__TASKS TO COMPLETE__:
• 1. In the wet zoning post, why do hotels often have this type of wet zoning?
• 2. Copy the records verbatim from their first line up to and including the line with "376, 778, 391]".

__SOURCE PASSAGE__:
# # # # # # #
Thursday, May 15, 2008

Bungalow Bistro Owner Explains Request for 4-Cop Incidental Wet Zoning

From Elizabeth:

Thank you for giving me the ability to explain our request. There have been several misconceptions as to what we are requesting including several misconceptions on the redeveloping and potential for future use of the property.

The request being made to Tampa City Council is for a 4-COP incidental wet zoning. The emphasis is on the "incidental."

Hotels often have this same type of wet zoning because it is incidental to the rental of rooms also including movie theaters, spas, bouquets, bowling alleys, tea rooms, jewelry stores, art galleries and other business where the sale and consumption is incidental to the business have this type of wet zoning.

Both businesses are proposed to be operated as a single entity still requiring the incidental provision to the wet zoning.

Will a 4-COP incidental allow for a package or liquor store? The answer is NO.
# # # # # # #
__LISTED RECORDS__:
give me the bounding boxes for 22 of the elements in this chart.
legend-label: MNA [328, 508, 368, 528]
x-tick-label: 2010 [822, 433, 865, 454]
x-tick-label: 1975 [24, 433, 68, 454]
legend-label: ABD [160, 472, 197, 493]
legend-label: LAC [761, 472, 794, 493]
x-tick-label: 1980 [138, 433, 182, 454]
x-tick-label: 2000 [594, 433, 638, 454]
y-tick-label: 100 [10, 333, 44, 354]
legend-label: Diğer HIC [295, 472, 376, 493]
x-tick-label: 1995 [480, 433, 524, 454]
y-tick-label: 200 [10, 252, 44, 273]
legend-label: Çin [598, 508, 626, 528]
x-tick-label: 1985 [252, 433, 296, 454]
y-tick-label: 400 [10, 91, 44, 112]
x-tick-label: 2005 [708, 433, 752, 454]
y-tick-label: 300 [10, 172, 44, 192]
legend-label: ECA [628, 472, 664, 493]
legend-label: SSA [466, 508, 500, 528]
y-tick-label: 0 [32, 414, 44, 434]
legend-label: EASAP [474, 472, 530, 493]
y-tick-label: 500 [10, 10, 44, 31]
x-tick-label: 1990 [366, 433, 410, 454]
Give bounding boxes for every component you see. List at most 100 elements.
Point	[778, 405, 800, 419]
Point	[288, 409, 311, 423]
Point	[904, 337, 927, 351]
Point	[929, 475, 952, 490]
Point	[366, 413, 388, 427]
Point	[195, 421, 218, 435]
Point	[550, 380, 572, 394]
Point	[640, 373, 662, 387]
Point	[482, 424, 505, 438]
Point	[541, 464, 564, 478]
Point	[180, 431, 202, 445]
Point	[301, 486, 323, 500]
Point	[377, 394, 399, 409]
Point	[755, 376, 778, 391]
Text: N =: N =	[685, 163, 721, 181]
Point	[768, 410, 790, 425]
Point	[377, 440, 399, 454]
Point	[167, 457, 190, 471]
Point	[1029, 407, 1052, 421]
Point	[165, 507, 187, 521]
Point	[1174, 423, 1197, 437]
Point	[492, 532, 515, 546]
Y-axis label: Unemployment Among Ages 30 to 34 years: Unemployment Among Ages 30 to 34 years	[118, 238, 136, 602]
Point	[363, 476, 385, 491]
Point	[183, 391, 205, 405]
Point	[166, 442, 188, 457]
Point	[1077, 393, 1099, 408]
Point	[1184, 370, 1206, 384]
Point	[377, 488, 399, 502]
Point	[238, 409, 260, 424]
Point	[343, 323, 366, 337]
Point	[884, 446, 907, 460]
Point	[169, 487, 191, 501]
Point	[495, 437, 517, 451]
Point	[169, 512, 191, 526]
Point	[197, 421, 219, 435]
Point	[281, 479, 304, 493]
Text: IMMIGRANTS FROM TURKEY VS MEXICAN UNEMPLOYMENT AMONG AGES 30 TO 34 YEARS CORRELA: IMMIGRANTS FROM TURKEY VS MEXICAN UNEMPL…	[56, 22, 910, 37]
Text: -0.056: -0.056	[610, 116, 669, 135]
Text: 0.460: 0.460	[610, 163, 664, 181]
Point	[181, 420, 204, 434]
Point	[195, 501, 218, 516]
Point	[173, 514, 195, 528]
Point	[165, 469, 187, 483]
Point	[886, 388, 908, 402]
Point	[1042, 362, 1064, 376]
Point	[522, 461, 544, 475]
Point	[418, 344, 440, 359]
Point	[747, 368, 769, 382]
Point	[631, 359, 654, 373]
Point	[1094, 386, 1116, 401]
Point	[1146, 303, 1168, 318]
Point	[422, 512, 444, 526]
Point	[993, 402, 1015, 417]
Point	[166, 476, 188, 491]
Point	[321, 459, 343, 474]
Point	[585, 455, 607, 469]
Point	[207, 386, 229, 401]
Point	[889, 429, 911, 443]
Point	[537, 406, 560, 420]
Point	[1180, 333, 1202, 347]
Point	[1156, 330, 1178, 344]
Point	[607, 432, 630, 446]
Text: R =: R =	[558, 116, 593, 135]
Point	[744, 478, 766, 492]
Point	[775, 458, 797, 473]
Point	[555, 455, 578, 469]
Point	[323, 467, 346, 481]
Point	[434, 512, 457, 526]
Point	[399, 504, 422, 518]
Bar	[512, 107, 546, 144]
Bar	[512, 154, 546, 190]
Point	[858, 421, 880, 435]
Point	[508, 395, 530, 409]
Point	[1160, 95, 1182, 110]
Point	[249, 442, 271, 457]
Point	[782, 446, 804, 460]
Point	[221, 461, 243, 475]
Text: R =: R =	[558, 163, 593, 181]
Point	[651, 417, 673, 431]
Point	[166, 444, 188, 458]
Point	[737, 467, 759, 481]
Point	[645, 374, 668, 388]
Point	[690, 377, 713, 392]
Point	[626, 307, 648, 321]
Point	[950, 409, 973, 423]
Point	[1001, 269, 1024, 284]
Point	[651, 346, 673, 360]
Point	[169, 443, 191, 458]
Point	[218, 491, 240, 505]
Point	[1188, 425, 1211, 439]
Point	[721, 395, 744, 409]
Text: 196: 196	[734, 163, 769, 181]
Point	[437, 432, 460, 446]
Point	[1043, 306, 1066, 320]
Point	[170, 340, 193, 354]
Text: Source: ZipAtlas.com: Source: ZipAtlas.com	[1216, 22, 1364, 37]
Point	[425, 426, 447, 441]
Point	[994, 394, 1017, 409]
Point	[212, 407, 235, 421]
# # # # # # #
__SET OF ANSWERS__:
• 1. Hotels often have a 4-COP incidental wet zoning because the sale and consumption of alcohol is incidental to their main business, the rental of rooms.

• 2.
give me the bounding boxes for 22 of the elements in this chart.
legend-label: MNA [328, 508, 368, 528]
x-tick-label: 2010 [822, 433, 865, 454]
x-tick-label: 1975 [24, 433, 68, 454]
legend-label: ABD [160, 472, 197, 493]
legend-label: LAC [761, 472, 794, 493]
x-tick-label: 1980 [138, 433, 182, 454]
x-tick-label: 2000 [594, 433, 638, 454]
y-tick-label: 100 [10, 333, 44, 354]
legend-label: Diğer HIC [295, 472, 376, 493]
x-tick-label: 1995 [480, 433, 524, 454]
y-tick-label: 200 [10, 252, 44, 273]
legend-label: Çin [598, 508, 626, 528]
x-tick-label: 1985 [252, 433, 296, 454]
y-tick-label: 400 [10, 91, 44, 112]
x-tick-label: 2005 [708, 433, 752, 454]
y-tick-label: 300 [10, 172, 44, 192]
legend-label: ECA [628, 472, 664, 493]
legend-label: SSA [466, 508, 500, 528]
y-tick-label: 0 [32, 414, 44, 434]
legend-label: EASAP [474, 472, 530, 493]
y-tick-label: 500 [10, 10, 44, 31]
x-tick-label: 1990 [366, 433, 410, 454]
Give bounding boxes for every component you see. List at most 100 elements.
Point	[778, 405, 800, 419]
Point	[288, 409, 311, 423]
Point	[904, 337, 927, 351]
Point	[929, 475, 952, 490]
Point	[366, 413, 388, 427]
Point	[195, 421, 218, 435]
Point	[550, 380, 572, 394]
Point	[640, 373, 662, 387]
Point	[482, 424, 505, 438]
Point	[541, 464, 564, 478]
Point	[180, 431, 202, 445]
Point	[301, 486, 323, 500]
Point	[377, 394, 399, 409]
Point	[755, 376, 778, 391]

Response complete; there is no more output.